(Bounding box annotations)
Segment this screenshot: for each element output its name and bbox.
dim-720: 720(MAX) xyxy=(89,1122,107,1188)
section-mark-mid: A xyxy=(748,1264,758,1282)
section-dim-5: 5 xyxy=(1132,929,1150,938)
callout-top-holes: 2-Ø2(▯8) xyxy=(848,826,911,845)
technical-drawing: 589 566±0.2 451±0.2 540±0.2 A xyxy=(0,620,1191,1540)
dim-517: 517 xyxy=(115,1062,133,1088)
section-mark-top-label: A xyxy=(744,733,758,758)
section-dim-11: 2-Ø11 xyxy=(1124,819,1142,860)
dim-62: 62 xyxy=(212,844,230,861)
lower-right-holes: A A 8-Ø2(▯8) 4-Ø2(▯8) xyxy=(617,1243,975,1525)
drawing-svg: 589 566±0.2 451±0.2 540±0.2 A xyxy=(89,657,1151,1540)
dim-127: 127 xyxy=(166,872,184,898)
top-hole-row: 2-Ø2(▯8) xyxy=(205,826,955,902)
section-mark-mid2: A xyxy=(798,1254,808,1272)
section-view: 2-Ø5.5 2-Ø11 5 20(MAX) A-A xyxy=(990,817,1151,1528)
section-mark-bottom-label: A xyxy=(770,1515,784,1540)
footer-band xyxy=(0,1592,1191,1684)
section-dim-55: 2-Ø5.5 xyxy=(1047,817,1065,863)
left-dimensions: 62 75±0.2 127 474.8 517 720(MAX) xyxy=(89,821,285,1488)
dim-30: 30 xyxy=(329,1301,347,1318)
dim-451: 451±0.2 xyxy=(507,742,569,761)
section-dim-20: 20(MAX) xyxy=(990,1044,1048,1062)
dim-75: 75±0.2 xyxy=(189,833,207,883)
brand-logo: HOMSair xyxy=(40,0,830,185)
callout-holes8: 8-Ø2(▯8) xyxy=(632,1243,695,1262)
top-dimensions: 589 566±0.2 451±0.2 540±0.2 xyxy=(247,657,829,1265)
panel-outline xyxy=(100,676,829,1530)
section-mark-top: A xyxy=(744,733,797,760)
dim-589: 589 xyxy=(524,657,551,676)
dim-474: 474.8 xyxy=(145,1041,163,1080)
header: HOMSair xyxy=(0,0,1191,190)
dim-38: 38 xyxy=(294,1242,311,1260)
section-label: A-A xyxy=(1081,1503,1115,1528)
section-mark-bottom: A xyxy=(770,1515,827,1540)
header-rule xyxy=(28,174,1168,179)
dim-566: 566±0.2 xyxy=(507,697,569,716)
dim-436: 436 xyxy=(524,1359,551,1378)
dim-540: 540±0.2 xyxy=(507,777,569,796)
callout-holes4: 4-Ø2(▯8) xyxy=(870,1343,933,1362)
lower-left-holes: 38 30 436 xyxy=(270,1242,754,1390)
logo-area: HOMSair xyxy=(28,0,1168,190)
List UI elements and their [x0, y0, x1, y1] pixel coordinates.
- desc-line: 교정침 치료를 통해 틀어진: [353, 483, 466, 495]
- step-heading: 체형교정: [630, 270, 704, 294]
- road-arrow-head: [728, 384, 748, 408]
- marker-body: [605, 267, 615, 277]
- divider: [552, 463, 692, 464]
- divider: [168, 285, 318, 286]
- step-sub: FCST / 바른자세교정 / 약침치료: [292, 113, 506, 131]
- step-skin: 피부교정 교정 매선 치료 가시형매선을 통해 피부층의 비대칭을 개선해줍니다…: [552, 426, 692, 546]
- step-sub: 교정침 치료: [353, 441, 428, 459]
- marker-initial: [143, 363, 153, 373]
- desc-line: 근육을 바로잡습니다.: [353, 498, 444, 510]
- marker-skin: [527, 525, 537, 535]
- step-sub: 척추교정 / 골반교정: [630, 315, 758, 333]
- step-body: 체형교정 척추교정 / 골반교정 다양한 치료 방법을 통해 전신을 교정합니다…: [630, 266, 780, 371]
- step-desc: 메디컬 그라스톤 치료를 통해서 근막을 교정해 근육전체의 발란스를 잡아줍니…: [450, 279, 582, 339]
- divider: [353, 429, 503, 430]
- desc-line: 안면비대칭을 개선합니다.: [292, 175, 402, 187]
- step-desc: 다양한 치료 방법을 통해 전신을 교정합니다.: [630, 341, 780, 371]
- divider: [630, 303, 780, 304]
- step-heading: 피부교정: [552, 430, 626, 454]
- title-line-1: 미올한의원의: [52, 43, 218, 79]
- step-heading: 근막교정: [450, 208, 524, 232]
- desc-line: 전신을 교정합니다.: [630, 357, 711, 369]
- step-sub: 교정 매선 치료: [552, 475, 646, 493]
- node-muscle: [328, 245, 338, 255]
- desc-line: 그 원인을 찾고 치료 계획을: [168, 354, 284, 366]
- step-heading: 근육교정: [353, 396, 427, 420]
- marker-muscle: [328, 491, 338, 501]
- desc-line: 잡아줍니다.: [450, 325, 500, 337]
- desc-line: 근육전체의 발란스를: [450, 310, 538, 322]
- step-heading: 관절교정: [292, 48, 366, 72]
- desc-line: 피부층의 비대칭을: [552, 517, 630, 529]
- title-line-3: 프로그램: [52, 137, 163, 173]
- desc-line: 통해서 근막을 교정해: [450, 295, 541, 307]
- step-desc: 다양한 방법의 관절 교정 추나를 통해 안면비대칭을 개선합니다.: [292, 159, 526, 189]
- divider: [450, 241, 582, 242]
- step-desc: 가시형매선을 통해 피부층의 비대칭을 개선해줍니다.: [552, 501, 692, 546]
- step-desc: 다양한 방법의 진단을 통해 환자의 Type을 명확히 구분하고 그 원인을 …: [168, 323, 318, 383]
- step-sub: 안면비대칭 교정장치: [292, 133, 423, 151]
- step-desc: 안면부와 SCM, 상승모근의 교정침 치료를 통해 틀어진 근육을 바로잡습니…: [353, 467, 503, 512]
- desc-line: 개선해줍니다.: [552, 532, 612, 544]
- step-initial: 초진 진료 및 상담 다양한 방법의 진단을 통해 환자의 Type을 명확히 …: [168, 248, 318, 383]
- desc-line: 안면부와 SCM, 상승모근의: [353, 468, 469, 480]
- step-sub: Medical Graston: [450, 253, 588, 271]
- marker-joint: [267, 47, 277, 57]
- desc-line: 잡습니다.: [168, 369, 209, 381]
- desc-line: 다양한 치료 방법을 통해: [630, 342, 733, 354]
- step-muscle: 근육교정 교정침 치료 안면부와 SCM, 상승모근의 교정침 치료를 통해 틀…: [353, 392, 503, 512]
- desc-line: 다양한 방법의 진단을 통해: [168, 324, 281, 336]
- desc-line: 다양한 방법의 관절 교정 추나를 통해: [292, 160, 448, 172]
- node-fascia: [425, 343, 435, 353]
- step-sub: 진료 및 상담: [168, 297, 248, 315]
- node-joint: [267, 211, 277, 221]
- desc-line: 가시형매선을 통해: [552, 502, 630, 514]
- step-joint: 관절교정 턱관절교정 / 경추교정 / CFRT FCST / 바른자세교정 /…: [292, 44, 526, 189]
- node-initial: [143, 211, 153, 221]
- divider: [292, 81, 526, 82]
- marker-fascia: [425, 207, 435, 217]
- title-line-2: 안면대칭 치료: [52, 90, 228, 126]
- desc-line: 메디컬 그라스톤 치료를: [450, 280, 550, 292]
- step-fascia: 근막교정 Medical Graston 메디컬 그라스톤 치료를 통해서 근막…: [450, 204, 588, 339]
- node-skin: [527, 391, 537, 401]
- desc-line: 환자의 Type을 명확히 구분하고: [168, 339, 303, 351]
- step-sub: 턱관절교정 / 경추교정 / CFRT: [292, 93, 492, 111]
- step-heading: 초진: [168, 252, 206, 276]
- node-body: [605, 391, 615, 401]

* **Written problem**:
Rewrite the data starting at the first line and ending at the line containing "left-dimensions: 62 75±0.2", with "footer-band" changed to "bottom-band" and every other part left as it is. Return only those lines.

* **Solution below**:
Segment this screenshot: for each element output its name and bbox.
dim-720: 720(MAX) xyxy=(89,1122,107,1188)
section-mark-mid: A xyxy=(748,1264,758,1282)
section-dim-5: 5 xyxy=(1132,929,1150,938)
callout-top-holes: 2-Ø2(▯8) xyxy=(848,826,911,845)
technical-drawing: 589 566±0.2 451±0.2 540±0.2 A xyxy=(0,620,1191,1540)
dim-517: 517 xyxy=(115,1062,133,1088)
section-mark-top-label: A xyxy=(744,733,758,758)
section-dim-11: 2-Ø11 xyxy=(1124,819,1142,860)
dim-62: 62 xyxy=(212,844,230,861)
lower-right-holes: A A 8-Ø2(▯8) 4-Ø2(▯8) xyxy=(617,1243,975,1525)
drawing-svg: 589 566±0.2 451±0.2 540±0.2 A xyxy=(89,657,1151,1540)
dim-127: 127 xyxy=(166,872,184,898)
top-hole-row: 2-Ø2(▯8) xyxy=(205,826,955,902)
section-mark-mid2: A xyxy=(798,1254,808,1272)
section-view: 2-Ø5.5 2-Ø11 5 20(MAX) A-A xyxy=(990,817,1151,1528)
section-mark-bottom-label: A xyxy=(770,1515,784,1540)
bottom-band xyxy=(0,1592,1191,1684)
section-dim-55: 2-Ø5.5 xyxy=(1047,817,1065,863)
left-dimensions: 62 75±0.2 127 474.8 517 720(MAX) xyxy=(89,821,285,1488)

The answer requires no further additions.